● Requirements
Restate the complete material exactly.

● Data shown
========================================

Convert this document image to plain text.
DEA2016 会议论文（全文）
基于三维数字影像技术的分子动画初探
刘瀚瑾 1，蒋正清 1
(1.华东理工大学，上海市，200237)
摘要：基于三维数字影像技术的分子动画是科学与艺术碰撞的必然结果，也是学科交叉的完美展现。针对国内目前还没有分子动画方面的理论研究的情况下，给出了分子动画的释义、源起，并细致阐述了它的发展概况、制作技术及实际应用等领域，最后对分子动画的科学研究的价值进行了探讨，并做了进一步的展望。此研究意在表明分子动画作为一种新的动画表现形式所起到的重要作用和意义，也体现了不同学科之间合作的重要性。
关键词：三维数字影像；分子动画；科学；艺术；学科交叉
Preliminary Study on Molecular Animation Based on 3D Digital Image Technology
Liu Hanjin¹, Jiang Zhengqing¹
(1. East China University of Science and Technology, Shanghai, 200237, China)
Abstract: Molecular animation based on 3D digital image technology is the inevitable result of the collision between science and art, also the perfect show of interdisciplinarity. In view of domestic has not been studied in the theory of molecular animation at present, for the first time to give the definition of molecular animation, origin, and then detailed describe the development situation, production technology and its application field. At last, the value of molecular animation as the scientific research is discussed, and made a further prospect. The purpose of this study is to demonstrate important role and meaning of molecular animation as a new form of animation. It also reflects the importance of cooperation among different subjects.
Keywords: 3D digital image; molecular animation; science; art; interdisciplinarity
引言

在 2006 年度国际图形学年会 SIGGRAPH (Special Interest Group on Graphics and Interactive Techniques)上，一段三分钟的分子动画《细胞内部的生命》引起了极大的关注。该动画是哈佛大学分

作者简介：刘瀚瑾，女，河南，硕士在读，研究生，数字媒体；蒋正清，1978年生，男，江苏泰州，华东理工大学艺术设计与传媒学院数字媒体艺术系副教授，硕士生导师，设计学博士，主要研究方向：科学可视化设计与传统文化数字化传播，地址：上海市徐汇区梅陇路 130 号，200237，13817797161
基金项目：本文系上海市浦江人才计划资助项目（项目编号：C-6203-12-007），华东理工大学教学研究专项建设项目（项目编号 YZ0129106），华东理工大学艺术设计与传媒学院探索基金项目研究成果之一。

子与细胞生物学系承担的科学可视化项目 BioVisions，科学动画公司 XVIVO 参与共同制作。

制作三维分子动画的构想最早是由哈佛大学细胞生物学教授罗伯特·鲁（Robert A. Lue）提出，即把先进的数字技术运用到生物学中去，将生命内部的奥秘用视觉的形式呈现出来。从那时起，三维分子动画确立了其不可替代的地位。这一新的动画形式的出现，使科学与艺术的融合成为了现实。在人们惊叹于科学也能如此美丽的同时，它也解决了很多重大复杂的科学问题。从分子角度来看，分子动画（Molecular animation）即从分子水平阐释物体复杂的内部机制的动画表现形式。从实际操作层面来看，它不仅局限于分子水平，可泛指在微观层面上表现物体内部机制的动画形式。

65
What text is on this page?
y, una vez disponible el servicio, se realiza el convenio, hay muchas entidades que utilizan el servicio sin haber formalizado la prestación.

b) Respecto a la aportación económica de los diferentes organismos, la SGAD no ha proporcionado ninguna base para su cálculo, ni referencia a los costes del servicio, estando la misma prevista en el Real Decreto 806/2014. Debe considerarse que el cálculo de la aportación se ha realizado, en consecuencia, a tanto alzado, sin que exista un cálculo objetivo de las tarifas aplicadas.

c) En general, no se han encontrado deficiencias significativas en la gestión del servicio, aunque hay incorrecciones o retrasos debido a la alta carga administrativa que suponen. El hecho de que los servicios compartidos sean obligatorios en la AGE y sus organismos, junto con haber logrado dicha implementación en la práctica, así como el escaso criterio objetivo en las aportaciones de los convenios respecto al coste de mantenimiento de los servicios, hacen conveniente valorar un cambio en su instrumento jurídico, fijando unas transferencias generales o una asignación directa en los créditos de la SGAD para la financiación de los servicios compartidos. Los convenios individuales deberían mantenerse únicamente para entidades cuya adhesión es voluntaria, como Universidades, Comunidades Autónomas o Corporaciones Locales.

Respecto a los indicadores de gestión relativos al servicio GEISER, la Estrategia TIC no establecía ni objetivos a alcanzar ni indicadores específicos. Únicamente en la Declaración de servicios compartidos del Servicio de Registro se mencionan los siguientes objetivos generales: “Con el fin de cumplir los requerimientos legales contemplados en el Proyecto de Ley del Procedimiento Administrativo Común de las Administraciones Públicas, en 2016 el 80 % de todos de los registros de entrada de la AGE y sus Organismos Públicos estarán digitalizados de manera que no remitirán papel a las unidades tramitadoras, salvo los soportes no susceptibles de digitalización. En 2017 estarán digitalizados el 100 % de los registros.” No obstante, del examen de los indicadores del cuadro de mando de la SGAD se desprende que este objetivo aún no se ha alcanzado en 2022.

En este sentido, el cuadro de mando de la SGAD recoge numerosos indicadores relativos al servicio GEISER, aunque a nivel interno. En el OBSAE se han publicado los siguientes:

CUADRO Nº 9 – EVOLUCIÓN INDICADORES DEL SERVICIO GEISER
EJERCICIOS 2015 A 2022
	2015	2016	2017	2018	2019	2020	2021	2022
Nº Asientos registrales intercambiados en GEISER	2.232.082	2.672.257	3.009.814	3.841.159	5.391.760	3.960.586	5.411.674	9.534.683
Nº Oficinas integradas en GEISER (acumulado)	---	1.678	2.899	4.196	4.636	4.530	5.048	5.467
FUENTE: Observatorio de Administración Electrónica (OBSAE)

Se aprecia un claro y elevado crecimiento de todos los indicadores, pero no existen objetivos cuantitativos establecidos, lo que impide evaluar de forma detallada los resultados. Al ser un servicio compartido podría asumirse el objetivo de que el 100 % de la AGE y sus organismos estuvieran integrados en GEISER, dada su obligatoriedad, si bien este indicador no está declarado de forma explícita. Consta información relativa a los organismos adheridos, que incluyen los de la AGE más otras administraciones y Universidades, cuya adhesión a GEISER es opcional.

========================================

● Solution for this problem
Convert this document image to plain text.
DEA2016 会议论文（全文）
基于三维数字影像技术的分子动画初探
刘瀚瑾 1，蒋正清 1
(1.华东理工大学，上海市，200237)
摘要：基于三维数字影像技术的分子动画是科学与艺术碰撞的必然结果，也是学科交叉的完美展现。针对国内目前还没有分子动画方面的理论研究的情况下，给出了分子动画的释义、源起，并细致阐述了它的发展概况、制作技术及实际应用等领域，最后对分子动画的科学研究的价值进行了探讨，并做了进一步的展望。此研究意在表明分子动画作为一种新的动画表现形式所起到的重要作用和意义，也体现了不同学科之间合作的重要性。
关键词：三维数字影像；分子动画；科学；艺术；学科交叉
Preliminary Study on Molecular Animation Based on 3D Digital Image Technology
Liu Hanjin¹, Jiang Zhengqing¹
(1. East China University of Science and Technology, Shanghai, 200237, China)
Abstract: Molecular animation based on 3D digital image technology is the inevitable result of the collision between science and art, also the perfect show of interdisciplinarity. In view of domestic has not been studied in the theory of molecular animation at present, for the first time to give the definition of molecular animation, origin, and then detailed describe the development situation, production technology and its application field. At last, the value of molecular animation as the scientific research is discussed, and made a further prospect. The purpose of this study is to demonstrate important role and meaning of molecular animation as a new form of animation. It also reflects the importance of cooperation among different subjects.
Keywords: 3D digital image; molecular animation; science; art; interdisciplinarity
引言

在 2006 年度国际图形学年会 SIGGRAPH (Special Interest Group on Graphics and Interactive Techniques)上，一段三分钟的分子动画《细胞内部的生命》引起了极大的关注。该动画是哈佛大学分

作者简介：刘瀚瑾，女，河南，硕士在读，研究生，数字媒体；蒋正清，1978年生，男，江苏泰州，华东理工大学艺术设计与传媒学院数字媒体艺术系副教授，硕士生导师，设计学博士，主要研究方向：科学可视化设计与传统文化数字化传播，地址：上海市徐汇区梅陇路 130 号，200237，13817797161
基金项目：本文系上海市浦江人才计划资助项目（项目编号：C-6203-12-007），华东理工大学教学研究专项建设项目（项目编号 YZ0129106），华东理工大学艺术设计与传媒学院探索基金项目研究成果之一。

子与细胞生物学系承担的科学可视化项目 BioVisions，科学动画公司 XVIVO 参与共同制作。

制作三维分子动画的构想最早是由哈佛大学细胞生物学教授罗伯特·鲁（Robert A. Lue）提出，即把先进的数字技术运用到生物学中去，将生命内部的奥秘用视觉的形式呈现出来。从那时起，三维分子动画确立了其不可替代的地位。这一新的动画形式的出现，使科学与艺术的融合成为了现实。在人们惊叹于科学也能如此美丽的同时，它也解决了很多重大复杂的科学问题。从分子角度来看，分子动画（Molecular animation）即从分子水平阐释物体复杂的内部机制的动画表现形式。从实际操作层面来看，它不仅局限于分子水平，可泛指在微观层面上表现物体内部机制的动画形式。

65
What text is on this page?
y, una vez disponible el servicio, se realiza el convenio, hay muchas entidades que utilizan el servicio sin haber formalizado la prestación.

b) Respecto a la aportación económica de los diferentes organismos, la SGAD no ha proporcionado ninguna base para su cálculo, ni referencia a los costes del servicio, estando la misma prevista en el Real Decreto 806/2014. Debe considerarse que el cálculo de la aportación se ha realizado, en consecuencia, a tanto alzado, sin que exista un cálculo objetivo de las tarifas aplicadas.

c) En general, no se han encontrado deficiencias significativas en la gestión del servicio, aunque hay incorrecciones o retrasos debido a la alta carga administrativa que suponen. El hecho de que los servicios compartidos sean obligatorios en la AGE y sus organismos, junto con haber logrado dicha implementación en la práctica, así como el escaso criterio objetivo en las aportaciones de los convenios respecto al coste de mantenimiento de los servicios, hacen conveniente valorar un cambio en su instrumento jurídico, fijando unas transferencias generales o una asignación directa en los créditos de la SGAD para la financiación de los servicios compartidos. Los convenios individuales deberían mantenerse únicamente para entidades cuya adhesión es voluntaria, como Universidades, Comunidades Autónomas o Corporaciones Locales.

Respecto a los indicadores de gestión relativos al servicio GEISER, la Estrategia TIC no establecía ni objetivos a alcanzar ni indicadores específicos. Únicamente en la Declaración de servicios compartidos del Servicio de Registro se mencionan los siguientes objetivos generales: “Con el fin de cumplir los requerimientos legales contemplados en el Proyecto de Ley del Procedimiento Administrativo Común de las Administraciones Públicas, en 2016 el 80 % de todos de los registros de entrada de la AGE y sus Organismos Públicos estarán digitalizados de manera que no remitirán papel a las unidades tramitadoras, salvo los soportes no susceptibles de digitalización. En 2017 estarán digitalizados el 100 % de los registros.” No obstante, del examen de los indicadores del cuadro de mando de la SGAD se desprende que este objetivo aún no se ha alcanzado en 2022.

En este sentido, el cuadro de mando de la SGAD recoge numerosos indicadores relativos al servicio GEISER, aunque a nivel interno. En el OBSAE se han publicado los siguientes:

CUADRO Nº 9 – EVOLUCIÓN INDICADORES DEL SERVICIO GEISER
EJERCICIOS 2015 A 2022
	2015	2016	2017	2018	2019	2020	2021	2022
Nº Asientos registrales intercambiados en GEISER	2.232.082	2.672.257	3.009.814	3.841.159	5.391.760	3.960.586	5.411.674	9.534.683
Nº Oficinas integradas en GEISER (acumulado)	---	1.678	2.899	4.196	4.636	4.530	5.048	5.467
FUENTE: Observatorio de Administración Electrónica (OBSAE)

Se aprecia un claro y elevado crecimiento de todos los indicadores, pero no existen objetivos cuantitativos establecidos, lo que impide evaluar de forma detallada los resultados. Al ser un servicio compartido podría asumirse el objetivo de que el 100 % de la AGE y sus organismos estuvieran integrados en GEISER, dada su obligatoriedad, si bien este indicador no está declarado de forma explícita. Consta información relativa a los organismos adheridos, que incluyen los de la AGE más otras administraciones y Universidades, cuya adhesión a GEISER es opcional.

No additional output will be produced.